DATA FOR THIS EXERCISE:
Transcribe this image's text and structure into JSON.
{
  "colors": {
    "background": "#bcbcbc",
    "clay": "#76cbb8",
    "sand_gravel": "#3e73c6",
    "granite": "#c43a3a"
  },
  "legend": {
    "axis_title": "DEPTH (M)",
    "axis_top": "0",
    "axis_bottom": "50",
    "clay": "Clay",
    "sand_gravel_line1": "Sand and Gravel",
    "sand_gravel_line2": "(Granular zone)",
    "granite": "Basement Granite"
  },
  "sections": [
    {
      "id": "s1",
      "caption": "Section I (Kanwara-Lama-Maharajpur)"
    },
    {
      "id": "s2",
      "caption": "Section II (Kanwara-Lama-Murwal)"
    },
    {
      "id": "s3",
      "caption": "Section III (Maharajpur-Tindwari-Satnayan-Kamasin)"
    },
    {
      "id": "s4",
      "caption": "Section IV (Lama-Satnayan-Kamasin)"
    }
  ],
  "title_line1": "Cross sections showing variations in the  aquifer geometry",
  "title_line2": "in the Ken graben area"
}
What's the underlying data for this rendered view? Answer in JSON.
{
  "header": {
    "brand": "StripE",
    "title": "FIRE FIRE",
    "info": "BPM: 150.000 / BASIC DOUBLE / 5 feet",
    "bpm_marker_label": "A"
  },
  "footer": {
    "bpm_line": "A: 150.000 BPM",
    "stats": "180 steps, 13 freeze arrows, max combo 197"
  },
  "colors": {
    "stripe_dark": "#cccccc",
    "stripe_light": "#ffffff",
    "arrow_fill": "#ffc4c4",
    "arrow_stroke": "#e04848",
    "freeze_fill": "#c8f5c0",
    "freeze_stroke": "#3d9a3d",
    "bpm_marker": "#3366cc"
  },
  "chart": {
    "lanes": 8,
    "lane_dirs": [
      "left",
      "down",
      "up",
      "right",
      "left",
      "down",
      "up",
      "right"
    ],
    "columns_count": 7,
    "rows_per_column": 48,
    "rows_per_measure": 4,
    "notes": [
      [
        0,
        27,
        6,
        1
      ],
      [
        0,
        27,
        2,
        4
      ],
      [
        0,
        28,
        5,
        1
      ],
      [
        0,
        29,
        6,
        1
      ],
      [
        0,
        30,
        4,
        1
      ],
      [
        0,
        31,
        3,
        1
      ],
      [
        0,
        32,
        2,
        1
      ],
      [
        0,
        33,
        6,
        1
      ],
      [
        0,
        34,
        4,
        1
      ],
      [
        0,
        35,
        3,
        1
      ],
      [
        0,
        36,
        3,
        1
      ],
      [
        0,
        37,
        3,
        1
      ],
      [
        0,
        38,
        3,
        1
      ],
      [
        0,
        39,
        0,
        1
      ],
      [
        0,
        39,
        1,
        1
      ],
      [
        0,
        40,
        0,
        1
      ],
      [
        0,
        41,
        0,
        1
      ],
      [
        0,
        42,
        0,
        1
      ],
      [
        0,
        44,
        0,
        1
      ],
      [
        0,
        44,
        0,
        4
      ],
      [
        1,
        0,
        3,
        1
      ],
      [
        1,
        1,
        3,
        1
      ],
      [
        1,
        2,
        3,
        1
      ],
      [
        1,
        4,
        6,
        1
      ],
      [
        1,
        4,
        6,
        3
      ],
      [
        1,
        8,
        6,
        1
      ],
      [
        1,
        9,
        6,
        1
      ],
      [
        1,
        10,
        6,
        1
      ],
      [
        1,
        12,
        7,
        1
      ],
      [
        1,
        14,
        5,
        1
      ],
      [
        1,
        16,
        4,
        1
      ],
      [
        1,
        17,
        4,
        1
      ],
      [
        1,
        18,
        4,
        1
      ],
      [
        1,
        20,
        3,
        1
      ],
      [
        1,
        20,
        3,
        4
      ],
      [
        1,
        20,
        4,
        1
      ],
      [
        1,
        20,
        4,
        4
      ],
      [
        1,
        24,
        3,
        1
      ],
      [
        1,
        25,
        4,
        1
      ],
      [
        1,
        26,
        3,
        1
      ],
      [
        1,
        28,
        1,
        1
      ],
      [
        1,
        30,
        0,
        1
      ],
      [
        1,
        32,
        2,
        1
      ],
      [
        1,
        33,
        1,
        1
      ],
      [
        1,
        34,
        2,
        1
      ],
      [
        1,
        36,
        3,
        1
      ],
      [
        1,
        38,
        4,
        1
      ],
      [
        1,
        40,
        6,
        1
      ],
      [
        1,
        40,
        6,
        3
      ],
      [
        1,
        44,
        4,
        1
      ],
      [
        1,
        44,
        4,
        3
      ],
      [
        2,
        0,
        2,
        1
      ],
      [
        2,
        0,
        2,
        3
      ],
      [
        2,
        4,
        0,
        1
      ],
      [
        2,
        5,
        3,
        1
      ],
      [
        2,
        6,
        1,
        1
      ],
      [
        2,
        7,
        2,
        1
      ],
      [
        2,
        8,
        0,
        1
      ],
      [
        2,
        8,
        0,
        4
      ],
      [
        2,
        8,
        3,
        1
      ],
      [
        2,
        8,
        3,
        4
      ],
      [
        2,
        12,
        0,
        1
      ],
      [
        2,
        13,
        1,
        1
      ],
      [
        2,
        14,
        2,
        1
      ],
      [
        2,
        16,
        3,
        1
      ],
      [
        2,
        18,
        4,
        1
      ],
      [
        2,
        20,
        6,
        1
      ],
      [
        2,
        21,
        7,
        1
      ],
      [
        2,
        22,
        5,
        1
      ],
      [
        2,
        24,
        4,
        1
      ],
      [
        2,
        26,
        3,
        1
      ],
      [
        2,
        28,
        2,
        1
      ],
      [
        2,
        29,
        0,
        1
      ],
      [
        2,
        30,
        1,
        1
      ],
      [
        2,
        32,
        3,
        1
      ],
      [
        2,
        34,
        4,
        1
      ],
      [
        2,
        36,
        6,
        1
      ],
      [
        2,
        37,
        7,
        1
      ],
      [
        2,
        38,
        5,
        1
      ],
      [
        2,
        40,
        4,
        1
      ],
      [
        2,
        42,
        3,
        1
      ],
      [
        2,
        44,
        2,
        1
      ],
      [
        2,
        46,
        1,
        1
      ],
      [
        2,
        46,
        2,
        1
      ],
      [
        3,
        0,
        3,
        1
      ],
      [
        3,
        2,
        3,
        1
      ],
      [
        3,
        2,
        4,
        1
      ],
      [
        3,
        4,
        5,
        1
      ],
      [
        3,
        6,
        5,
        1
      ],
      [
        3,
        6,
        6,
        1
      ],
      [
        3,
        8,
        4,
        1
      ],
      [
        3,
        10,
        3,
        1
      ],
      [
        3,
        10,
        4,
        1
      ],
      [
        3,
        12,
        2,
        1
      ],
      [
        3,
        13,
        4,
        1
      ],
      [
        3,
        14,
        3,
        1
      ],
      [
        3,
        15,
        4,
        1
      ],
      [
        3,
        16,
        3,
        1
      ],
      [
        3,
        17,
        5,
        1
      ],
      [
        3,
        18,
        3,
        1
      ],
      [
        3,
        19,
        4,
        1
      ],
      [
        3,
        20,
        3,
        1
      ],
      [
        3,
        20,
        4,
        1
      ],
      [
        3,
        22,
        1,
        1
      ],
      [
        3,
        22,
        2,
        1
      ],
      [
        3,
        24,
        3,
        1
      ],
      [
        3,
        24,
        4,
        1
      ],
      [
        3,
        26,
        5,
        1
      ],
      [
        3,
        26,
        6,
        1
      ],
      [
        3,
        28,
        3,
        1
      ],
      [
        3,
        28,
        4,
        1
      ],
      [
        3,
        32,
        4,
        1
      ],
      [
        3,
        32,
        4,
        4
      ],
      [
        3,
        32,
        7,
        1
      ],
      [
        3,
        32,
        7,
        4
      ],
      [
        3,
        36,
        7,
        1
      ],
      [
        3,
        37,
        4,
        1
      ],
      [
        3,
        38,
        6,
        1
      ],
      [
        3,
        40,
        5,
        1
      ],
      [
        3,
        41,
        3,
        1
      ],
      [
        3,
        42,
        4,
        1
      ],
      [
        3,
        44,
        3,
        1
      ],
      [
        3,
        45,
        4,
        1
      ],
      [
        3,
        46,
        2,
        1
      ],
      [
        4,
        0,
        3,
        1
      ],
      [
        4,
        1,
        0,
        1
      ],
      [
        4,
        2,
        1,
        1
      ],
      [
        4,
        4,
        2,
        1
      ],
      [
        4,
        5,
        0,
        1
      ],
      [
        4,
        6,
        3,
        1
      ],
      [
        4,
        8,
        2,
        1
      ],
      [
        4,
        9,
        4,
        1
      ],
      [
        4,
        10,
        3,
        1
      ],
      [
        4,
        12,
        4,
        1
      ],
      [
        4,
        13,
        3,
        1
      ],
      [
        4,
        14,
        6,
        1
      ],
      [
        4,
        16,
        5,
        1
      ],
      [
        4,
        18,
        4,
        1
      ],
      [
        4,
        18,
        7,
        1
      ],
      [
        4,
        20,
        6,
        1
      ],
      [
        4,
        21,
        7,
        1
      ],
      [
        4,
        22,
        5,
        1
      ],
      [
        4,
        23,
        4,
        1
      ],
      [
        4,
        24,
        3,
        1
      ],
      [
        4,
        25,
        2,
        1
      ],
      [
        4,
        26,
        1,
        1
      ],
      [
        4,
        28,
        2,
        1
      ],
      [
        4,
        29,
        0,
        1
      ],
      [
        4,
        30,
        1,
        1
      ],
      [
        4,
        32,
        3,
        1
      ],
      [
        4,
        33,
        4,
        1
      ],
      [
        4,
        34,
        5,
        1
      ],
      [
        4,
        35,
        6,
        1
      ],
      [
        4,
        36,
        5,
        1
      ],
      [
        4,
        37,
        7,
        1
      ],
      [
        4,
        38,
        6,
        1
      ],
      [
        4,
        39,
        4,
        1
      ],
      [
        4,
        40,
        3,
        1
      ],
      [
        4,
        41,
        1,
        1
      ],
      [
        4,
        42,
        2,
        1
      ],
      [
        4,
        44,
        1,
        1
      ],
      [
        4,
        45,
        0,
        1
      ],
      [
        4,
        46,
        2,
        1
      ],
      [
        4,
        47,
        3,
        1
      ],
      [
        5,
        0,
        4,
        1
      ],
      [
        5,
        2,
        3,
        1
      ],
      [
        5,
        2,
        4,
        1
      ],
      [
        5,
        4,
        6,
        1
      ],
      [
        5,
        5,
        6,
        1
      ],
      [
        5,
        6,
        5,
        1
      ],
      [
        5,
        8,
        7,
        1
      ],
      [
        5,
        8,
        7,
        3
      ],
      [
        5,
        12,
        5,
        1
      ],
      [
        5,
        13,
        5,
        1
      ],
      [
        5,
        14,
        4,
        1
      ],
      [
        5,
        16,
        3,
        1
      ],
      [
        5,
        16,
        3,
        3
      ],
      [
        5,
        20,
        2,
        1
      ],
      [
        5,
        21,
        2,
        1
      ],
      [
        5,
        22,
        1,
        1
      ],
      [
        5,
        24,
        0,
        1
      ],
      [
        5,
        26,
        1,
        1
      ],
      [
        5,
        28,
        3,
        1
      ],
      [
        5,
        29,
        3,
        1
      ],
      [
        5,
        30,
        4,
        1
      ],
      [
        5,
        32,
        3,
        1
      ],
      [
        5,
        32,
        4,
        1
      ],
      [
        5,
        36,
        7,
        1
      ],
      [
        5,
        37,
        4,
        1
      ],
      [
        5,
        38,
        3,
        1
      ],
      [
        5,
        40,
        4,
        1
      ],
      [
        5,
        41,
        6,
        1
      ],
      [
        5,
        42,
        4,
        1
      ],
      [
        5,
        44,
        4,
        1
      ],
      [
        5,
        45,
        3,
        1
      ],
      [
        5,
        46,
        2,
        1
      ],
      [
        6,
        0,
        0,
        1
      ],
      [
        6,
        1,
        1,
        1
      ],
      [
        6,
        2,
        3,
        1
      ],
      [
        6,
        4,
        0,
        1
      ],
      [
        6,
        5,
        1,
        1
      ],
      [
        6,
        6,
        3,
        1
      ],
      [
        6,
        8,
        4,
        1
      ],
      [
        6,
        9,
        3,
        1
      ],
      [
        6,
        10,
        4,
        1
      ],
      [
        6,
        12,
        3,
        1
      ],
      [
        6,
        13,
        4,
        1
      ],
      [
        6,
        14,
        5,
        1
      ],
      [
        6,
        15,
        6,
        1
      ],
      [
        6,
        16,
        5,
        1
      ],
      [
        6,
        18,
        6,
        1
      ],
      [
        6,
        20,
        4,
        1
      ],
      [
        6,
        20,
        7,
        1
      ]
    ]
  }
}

SET PROBLEM: Count the lines of the data that include the string "granite", and give only that number.

FULL SOLUTION: 2